> [PAGE EXCERPT]
════════════════════
# Settlement Offer to Cabot Financial



## john2010 (19 Jul 2011)

I have a credit card debt of €6,700 from Halifax and because I was missing payments they have sold it on to Cabot. I was made redundant lately and got a small severance. Could I bargain with Cabot to settle for a lower amount? If so, how low should I offer? I have a family to look after so I need to get the best deal possible. I want to be rid of this debt but I can't possibly afford the full amount, or even close to it.


----------



## johnnygman (20 Jul 2011)

They would have bought the debt at a very low price so I would offer them in the region of 10 % of the debt upfront or else as I am sure u can demonstrate ur monthly repayment capacity will only be nominal. They will make a profit on this by even accepting 10%. alot of these debt agencies buy these bad debt from credit card and loan companies for as little as €1 per €100 owed so start low and see how u go. They are very well trained on "collection techniques" and how to try and get more out of u so play it tight and stick to ur position.


----------



## john2010 (21 Jul 2011)

Cheers for the help. Interestingly when I called to make the offer, the guy said he would get back to me as soon as He hears back from BOS. I had assumed the debt was sold to Cabot, but I was wrong.


----------



## scarednow (21 Jul 2011)

Hi John2010

May I ask how long you didn't pay for before you received the letter to say they have sold it on - my account is currently 119 eur in arrears and they are already hounding me. In my situation, this is my lowest priority debt and the repayment of 120 per month is now covering my recent interest rate rises on my mortgage - tough times = tougher measures!

Any help appreciated and I hope your offer of 1% of debt is accepted!
Cheers


----------



## john2010 (21 Jul 2011)

Hi scarednow,

I have been unable to pay for about six months and it was only in the last 6-7 weeks that Cabot got involved. I had calls/letters from Halifax. I had the card for 7 years (Barclaycard initially) and never once missed a payment but once I did they were on to me in a flash. My advice is to call them and to ask them to freeze the interest and offer them a token payment of 20 a month until you can sort it out. Failing that, I'd go to MABS and get them to help sort it out. (If only I took my own advice)

I offered Cabot 20% of the outstanding loan amount today (which is all I can afford). Waiting on their reply. Would love to be rid of this problem. Good luck in your own probs with them. Let us know how you get on. 

John


----------



## frostie (26 Jul 2011)

Hi scarednow,

I'd suggest looking at your overall debt problems as you indicated that this is your lowest priority debt, so you obviously have other debts. It is unwise to prefer one creditor over another or promise to make a payment which you cannot afford. 

Whatever you do, your mortgage is your priority, so make sure you pay that first. Work out what your disposable income is every month after you have paid this, your esb, phone and groceries etc - the essentials, and offer a fair payment according to your circumstances to all of your creditors. 

MABS can help with this, or there are other debt management companies out there who can help.


----------



## john2010 (28 Jul 2011)

It has been over a week since I made the offer to Cabot and no word back. I've e mailed twice and left messages for the guy looking after my account to ring me back and I have had no response (maybe they are getting their own back on me for ignoring some of their calls and letters). I just find it incredible that they are refusing to correspond and that I am doing the chasing without success. Wish they'd either agree or disagree to my offer and take this load off my mind.


----------



## crcarddebt (4 Aug 2011)
════════════════════
> [WORKING DATA]
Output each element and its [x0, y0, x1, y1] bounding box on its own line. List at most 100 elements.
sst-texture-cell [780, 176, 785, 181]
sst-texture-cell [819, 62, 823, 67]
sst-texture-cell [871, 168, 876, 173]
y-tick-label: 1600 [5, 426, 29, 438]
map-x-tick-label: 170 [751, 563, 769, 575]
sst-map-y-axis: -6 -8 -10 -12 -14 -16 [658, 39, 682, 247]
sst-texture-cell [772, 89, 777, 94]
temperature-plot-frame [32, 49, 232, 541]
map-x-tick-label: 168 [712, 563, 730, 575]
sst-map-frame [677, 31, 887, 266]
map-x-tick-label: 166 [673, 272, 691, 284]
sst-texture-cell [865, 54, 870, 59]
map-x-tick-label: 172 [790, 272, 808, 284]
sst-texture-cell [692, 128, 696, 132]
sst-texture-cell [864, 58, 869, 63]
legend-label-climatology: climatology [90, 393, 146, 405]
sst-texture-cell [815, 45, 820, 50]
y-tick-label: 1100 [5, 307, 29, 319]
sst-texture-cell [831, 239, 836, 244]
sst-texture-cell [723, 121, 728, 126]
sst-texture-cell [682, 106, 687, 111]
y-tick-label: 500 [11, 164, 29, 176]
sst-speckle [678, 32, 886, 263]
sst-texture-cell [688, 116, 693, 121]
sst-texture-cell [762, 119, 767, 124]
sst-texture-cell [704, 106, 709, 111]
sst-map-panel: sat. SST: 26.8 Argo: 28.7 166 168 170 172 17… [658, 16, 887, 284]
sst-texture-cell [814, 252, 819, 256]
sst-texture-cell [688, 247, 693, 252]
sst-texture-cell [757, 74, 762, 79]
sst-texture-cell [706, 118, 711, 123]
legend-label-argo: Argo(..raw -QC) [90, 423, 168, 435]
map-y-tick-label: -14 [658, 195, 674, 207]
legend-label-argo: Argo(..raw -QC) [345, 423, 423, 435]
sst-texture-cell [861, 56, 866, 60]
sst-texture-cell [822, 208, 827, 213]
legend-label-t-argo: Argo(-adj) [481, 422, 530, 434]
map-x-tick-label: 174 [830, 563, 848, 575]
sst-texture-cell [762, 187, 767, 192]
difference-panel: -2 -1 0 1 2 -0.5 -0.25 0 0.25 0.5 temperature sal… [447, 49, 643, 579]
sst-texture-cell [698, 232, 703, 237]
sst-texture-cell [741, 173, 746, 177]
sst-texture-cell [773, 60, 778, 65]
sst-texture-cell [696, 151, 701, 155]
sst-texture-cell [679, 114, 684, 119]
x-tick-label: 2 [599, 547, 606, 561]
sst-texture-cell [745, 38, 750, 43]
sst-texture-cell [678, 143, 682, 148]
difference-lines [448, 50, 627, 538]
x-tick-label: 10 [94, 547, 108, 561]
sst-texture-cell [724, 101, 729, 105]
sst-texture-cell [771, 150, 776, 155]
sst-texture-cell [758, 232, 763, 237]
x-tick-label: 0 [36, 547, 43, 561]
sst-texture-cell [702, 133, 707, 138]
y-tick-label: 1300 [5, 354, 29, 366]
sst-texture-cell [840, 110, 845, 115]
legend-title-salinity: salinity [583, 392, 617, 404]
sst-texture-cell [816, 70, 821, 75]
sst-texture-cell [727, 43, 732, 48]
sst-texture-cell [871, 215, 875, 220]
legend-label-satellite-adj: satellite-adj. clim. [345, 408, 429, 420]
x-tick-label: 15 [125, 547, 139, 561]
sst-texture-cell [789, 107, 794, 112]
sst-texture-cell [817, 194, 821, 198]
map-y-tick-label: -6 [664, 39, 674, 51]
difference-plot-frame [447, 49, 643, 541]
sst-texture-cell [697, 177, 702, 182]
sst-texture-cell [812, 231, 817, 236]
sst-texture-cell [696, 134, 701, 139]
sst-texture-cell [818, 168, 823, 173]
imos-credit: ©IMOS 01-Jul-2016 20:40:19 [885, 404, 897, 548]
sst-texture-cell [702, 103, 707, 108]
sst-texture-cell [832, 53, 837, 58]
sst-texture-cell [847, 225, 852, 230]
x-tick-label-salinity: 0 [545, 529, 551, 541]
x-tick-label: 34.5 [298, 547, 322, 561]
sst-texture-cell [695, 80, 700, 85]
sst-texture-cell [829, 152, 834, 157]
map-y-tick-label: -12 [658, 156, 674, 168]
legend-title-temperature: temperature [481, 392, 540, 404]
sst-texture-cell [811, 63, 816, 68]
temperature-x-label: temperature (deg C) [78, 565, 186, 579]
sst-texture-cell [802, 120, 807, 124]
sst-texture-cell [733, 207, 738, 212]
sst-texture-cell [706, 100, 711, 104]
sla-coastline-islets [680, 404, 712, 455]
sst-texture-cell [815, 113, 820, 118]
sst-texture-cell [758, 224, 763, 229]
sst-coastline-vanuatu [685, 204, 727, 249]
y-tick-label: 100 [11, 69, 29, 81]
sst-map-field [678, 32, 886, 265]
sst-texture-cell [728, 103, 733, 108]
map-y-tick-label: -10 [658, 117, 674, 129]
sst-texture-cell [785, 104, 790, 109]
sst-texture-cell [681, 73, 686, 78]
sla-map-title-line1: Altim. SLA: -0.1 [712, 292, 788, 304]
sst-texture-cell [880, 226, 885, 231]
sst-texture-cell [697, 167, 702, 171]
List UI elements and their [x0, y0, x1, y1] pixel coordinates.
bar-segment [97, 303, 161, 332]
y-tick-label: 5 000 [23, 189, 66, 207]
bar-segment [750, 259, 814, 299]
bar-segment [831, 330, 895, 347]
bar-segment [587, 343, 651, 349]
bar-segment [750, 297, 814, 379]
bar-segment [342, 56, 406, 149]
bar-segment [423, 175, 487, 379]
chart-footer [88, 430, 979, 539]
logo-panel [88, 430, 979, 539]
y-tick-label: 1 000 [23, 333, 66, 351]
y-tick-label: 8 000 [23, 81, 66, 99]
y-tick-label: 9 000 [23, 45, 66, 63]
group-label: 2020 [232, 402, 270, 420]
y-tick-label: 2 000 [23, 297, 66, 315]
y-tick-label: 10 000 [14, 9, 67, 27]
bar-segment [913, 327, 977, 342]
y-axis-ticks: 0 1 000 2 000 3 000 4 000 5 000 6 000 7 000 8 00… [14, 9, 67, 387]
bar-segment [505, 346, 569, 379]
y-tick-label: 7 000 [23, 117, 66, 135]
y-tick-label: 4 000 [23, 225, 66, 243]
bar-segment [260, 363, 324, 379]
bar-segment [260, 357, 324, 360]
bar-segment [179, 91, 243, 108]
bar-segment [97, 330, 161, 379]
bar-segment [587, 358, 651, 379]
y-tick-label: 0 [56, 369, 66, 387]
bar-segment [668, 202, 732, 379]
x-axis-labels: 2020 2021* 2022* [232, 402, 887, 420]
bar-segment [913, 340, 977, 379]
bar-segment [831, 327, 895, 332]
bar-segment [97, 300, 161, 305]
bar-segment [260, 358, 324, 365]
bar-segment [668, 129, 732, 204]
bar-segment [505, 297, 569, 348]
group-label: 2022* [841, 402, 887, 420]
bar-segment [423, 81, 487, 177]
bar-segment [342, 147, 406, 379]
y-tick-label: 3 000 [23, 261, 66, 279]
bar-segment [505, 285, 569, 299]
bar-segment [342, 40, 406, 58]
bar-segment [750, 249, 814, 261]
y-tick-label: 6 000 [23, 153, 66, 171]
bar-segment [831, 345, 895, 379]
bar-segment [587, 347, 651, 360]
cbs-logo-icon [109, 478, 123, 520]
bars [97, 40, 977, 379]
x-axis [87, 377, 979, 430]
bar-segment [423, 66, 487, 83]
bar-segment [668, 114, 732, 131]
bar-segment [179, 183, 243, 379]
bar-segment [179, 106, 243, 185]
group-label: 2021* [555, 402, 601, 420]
════════════════════
> [BRIEF A]
Please reproduce the passage of the debt settlement thread starting with "Cheers for the" and going on through "times = tougher measures!".
> [BRIEF B]
In the rows, starting with the first row and going on through the line with "difference-lines [448, 50, 627, 538]", rename "map-x-tick-label" to "map-lon-tick-label". Return only those lines, with everything else left unchanged.
The thread and the rows have nothing to do with each other.

> [FINAL RESULT A]
Cheers for the help. Interestingly when I called to make the offer, the guy said he would get back to me as soon as He hears back from BOS. I had assumed the debt was sold to Cabot, but I was wrong.


----------



## scarednow (21 Jul 2011)

Hi John2010

May I ask how long you didn't pay for before you received the letter to say they have sold it on - my account is currently 119 eur in arrears and they are already hounding me. In my situation, this is my lowest priority debt and the repayment of 120 per month is now covering my recent interest rate rises on my mortgage - tough times = tougher measures!

> [FINAL RESULT B]
Output each element and its [x0, y0, x1, y1] bounding box on its own line. List at most 100 elements.
sst-texture-cell [780, 176, 785, 181]
sst-texture-cell [819, 62, 823, 67]
sst-texture-cell [871, 168, 876, 173]
y-tick-label: 1600 [5, 426, 29, 438]
map-lon-tick-label: 170 [751, 563, 769, 575]
sst-map-y-axis: -6 -8 -10 -12 -14 -16 [658, 39, 682, 247]
sst-texture-cell [772, 89, 777, 94]
temperature-plot-frame [32, 49, 232, 541]
map-lon-tick-label: 168 [712, 563, 730, 575]
sst-map-frame [677, 31, 887, 266]
map-lon-tick-label: 166 [673, 272, 691, 284]
sst-texture-cell [865, 54, 870, 59]
map-lon-tick-label: 172 [790, 272, 808, 284]
sst-texture-cell [692, 128, 696, 132]
sst-texture-cell [864, 58, 869, 63]
legend-label-climatology: climatology [90, 393, 146, 405]
sst-texture-cell [815, 45, 820, 50]
y-tick-label: 1100 [5, 307, 29, 319]
sst-texture-cell [831, 239, 836, 244]
sst-texture-cell [723, 121, 728, 126]
sst-texture-cell [682, 106, 687, 111]
y-tick-label: 500 [11, 164, 29, 176]
sst-speckle [678, 32, 886, 263]
sst-texture-cell [688, 116, 693, 121]
sst-texture-cell [762, 119, 767, 124]
sst-texture-cell [704, 106, 709, 111]
sst-map-panel: sat. SST: 26.8 Argo: 28.7 166 168 170 172 17… [658, 16, 887, 284]
sst-texture-cell [814, 252, 819, 256]
sst-texture-cell [688, 247, 693, 252]
sst-texture-cell [757, 74, 762, 79]
sst-texture-cell [706, 118, 711, 123]
legend-label-argo: Argo(..raw -QC) [90, 423, 168, 435]
map-y-tick-label: -14 [658, 195, 674, 207]
legend-label-argo: Argo(..raw -QC) [345, 423, 423, 435]
sst-texture-cell [861, 56, 866, 60]
sst-texture-cell [822, 208, 827, 213]
legend-label-t-argo: Argo(-adj) [481, 422, 530, 434]
map-lon-tick-label: 174 [830, 563, 848, 575]
sst-texture-cell [762, 187, 767, 192]
difference-panel: -2 -1 0 1 2 -0.5 -0.25 0 0.25 0.5 temperature sal… [447, 49, 643, 579]
sst-texture-cell [698, 232, 703, 237]
sst-texture-cell [741, 173, 746, 177]
sst-texture-cell [773, 60, 778, 65]
sst-texture-cell [696, 151, 701, 155]
sst-texture-cell [679, 114, 684, 119]
x-tick-label: 2 [599, 547, 606, 561]
sst-texture-cell [745, 38, 750, 43]
sst-texture-cell [678, 143, 682, 148]
difference-lines [448, 50, 627, 538]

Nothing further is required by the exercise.